_WORK TO COMPLETE_. Make an exact copy of each entry, leaving out every picture.

^^^^^^^^

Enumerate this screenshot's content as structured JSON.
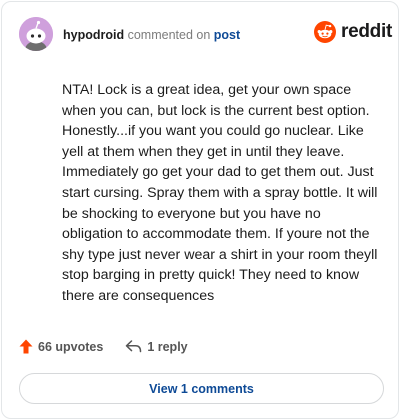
{
  "comment": {
    "username": "hypodroid",
    "action_text": "commented on",
    "post_link": "post",
    "body": "NTA! Lock is a great idea, get your own space when you can, but lock is the current best option. Honestly...if you want you could go nuclear. Like yell at them when they get in until they leave. Immediately go get your dad to get them out. Just start cursing. Spray them with a spray bottle. It will be shocking to everyone but you have no obligation to accommodate them. If youre not the shy type just never wear a shirt in your room theyll stop barging in pretty quick! They need to know there are consequences"
  },
  "brand": {
    "wordmark": "reddit",
    "icon": "reddit-snoo-logo",
    "color": "#ff4500"
  },
  "footer": {
    "upvotes": "66 upvotes",
    "upvote_icon": "upvote-arrow-icon",
    "upvote_color": "#ff4500",
    "replies": "1 reply",
    "reply_icon": "reply-arrow-icon"
  },
  "view_button": {
    "label": "View 1 comments"
  },
  "colors": {
    "link": "#0e4a96",
    "avatar_bg": "#cfa0dc",
    "border": "#e3e6e8"
  }
}
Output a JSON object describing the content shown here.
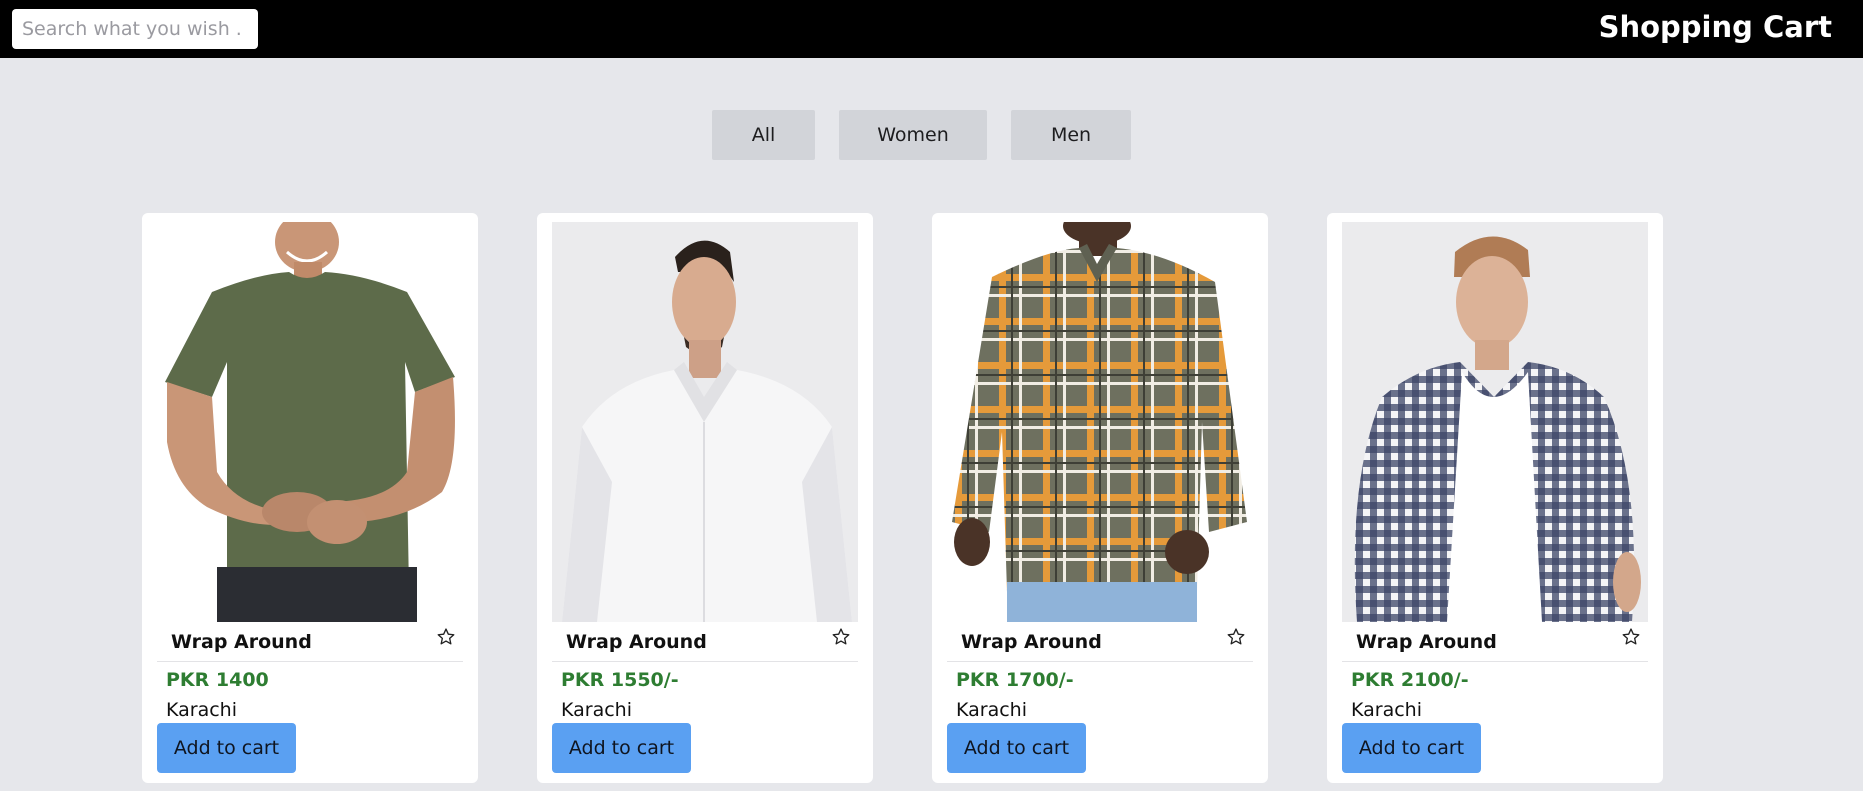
{
  "header": {
    "search_placeholder": "Search what you wish . . .",
    "title": "Shopping Cart"
  },
  "filters": [
    "All",
    "Women",
    "Men"
  ],
  "products": [
    {
      "name": "Wrap Around",
      "price": "PKR 1400",
      "city": "Karachi",
      "cart_label": "Add to cart",
      "image": "green-tshirt",
      "favorite_icon": "star-outline-icon"
    },
    {
      "name": "Wrap Around",
      "price": "PKR 1550/-",
      "city": "Karachi",
      "cart_label": "Add to cart",
      "image": "white-shirt",
      "favorite_icon": "star-outline-icon"
    },
    {
      "name": "Wrap Around",
      "price": "PKR 1700/-",
      "city": "Karachi",
      "cart_label": "Add to cart",
      "image": "plaid-shirt",
      "favorite_icon": "star-outline-icon"
    },
    {
      "name": "Wrap Around",
      "price": "PKR 2100/-",
      "city": "Karachi",
      "cart_label": "Add to cart",
      "image": "checked-shirt",
      "favorite_icon": "star-outline-icon"
    }
  ],
  "colors": {
    "header_bg": "#000000",
    "page_bg": "#e6e7eb",
    "filter_bg": "#d2d4d9",
    "price": "#2e7d32",
    "cart_button": "#5aa0f2"
  }
}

^^^^^^^^

_RESPONSE_.
Enumerate this screenshot's content as structured JSON.
{
  "comment": {
    "username": "hypodroid",
    "action_text": "commented on",
    "post_link": "post",
    "body": "NTA! Lock is a great idea, get your own space when you can, but lock is the current best option. Honestly...if you want you could go nuclear. Like yell at them when they get in until they leave. Immediately go get your dad to get them out. Just start cursing. Spray them with a spray bottle. It will be shocking to everyone but you have no obligation to accommodate them. If youre not the shy type just never wear a shirt in your room theyll stop barging in pretty quick! They need to know there are consequences"
  },
  "brand": {
    "wordmark": "reddit",
    "icon": "reddit-snoo-logo",
    "color": "#ff4500"
  },
  "footer": {
    "upvotes": "66 upvotes",
    "upvote_icon": "upvote-arrow-icon",
    "upvote_color": "#ff4500",
    "replies": "1 reply",
    "reply_icon": "reply-arrow-icon"
  },
  "view_button": {
    "label": "View 1 comments"
  },
  "colors": {
    "link": "#0e4a96",
    "avatar_bg": "#cfa0dc",
    "border": "#e3e6e8"
  }
}
Output a JSON object describing the content shown here.
{
  "header": {
    "search_placeholder": "Search what you wish . . .",
    "title": "Shopping Cart"
  },
  "filters": [
    "All",
    "Women",
    "Men"
  ],
  "products": [
    {
      "name": "Wrap Around",
      "price": "PKR 1400",
      "city": "Karachi",
      "cart_label": "Add to cart",
      "image": "green-tshirt",
      "favorite_icon": "star-outline-icon"
    },
    {
      "name": "Wrap Around",
      "price": "PKR 1550/-",
      "city": "Karachi",
      "cart_label": "Add to cart",
      "image": "white-shirt",
      "favorite_icon": "star-outline-icon"
    },
    {
      "name": "Wrap Around",
      "price": "PKR 1700/-",
      "city": "Karachi",
      "cart_label": "Add to cart",
      "image": "plaid-shirt",
      "favorite_icon": "star-outline-icon"
    },
    {
      "name": "Wrap Around",
      "price": "PKR 2100/-",
      "city": "Karachi",
      "cart_label": "Add to cart",
      "image": "checked-shirt",
      "favorite_icon": "star-outline-icon"
    }
  ],
  "colors": {
    "header_bg": "#000000",
    "page_bg": "#e6e7eb",
    "filter_bg": "#d2d4d9",
    "price": "#2e7d32",
    "cart_button": "#5aa0f2"
  }
}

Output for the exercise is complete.